▶ _Stated exercise_: Copy out the complete listing, word for word.

▶ _Records shown_:

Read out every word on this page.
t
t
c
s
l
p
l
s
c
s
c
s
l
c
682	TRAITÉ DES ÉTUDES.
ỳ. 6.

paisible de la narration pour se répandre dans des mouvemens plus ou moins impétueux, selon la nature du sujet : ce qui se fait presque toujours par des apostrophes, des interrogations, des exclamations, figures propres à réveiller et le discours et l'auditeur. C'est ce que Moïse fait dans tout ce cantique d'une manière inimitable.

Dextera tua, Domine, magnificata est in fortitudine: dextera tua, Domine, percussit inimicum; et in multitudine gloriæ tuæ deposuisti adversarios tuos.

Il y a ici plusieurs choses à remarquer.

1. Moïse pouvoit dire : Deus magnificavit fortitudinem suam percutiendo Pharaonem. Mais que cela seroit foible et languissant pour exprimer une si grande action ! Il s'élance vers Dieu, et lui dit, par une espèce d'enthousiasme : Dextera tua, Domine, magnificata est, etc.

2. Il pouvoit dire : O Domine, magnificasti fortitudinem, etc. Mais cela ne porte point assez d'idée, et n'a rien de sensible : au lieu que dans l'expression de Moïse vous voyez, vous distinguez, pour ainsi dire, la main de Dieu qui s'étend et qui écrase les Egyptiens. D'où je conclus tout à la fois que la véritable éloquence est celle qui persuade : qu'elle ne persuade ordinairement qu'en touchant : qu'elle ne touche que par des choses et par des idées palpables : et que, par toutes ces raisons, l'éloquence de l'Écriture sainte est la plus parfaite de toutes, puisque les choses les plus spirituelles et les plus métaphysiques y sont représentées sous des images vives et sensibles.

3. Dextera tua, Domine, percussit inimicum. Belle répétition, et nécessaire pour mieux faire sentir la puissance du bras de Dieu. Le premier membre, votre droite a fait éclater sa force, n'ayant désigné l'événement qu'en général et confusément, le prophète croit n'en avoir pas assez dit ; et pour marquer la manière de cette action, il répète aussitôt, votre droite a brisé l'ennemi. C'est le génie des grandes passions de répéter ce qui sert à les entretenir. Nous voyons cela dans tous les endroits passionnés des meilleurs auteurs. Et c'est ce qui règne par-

▶ _Answer for this exercise_:
Read out every word on this page.
t
t
c
s
l
p
l
s
c
s
c
s
l
c
682	TRAITÉ DES ÉTUDES.
ỳ. 6.

paisible de la narration pour se répandre dans des mouvemens plus ou moins impétueux, selon la nature du sujet : ce qui se fait presque toujours par des apostrophes, des interrogations, des exclamations, figures propres à réveiller et le discours et l'auditeur. C'est ce que Moïse fait dans tout ce cantique d'une manière inimitable.

Dextera tua, Domine, magnificata est in fortitudine: dextera tua, Domine, percussit inimicum; et in multitudine gloriæ tuæ deposuisti adversarios tuos.

Il y a ici plusieurs choses à remarquer.

1. Moïse pouvoit dire : Deus magnificavit fortitudinem suam percutiendo Pharaonem. Mais que cela seroit foible et languissant pour exprimer une si grande action ! Il s'élance vers Dieu, et lui dit, par une espèce d'enthousiasme : Dextera tua, Domine, magnificata est, etc.

2. Il pouvoit dire : O Domine, magnificasti fortitudinem, etc. Mais cela ne porte point assez d'idée, et n'a rien de sensible : au lieu que dans l'expression de Moïse vous voyez, vous distinguez, pour ainsi dire, la main de Dieu qui s'étend et qui écrase les Egyptiens. D'où je conclus tout à la fois que la véritable éloquence est celle qui persuade : qu'elle ne persuade ordinairement qu'en touchant : qu'elle ne touche que par des choses et par des idées palpables : et que, par toutes ces raisons, l'éloquence de l'Écriture sainte est la plus parfaite de toutes, puisque les choses les plus spirituelles et les plus métaphysiques y sont représentées sous des images vives et sensibles.

3. Dextera tua, Domine, percussit inimicum. Belle répétition, et nécessaire pour mieux faire sentir la puissance du bras de Dieu. Le premier membre, votre droite a fait éclater sa force, n'ayant désigné l'événement qu'en général et confusément, le prophète croit n'en avoir pas assez dit ; et pour marquer la manière de cette action, il répète aussitôt, votre droite a brisé l'ennemi. C'est le génie des grandes passions de répéter ce qui sert à les entretenir. Nous voyons cela dans tous les endroits passionnés des meilleurs auteurs. Et c'est ce qui règne par-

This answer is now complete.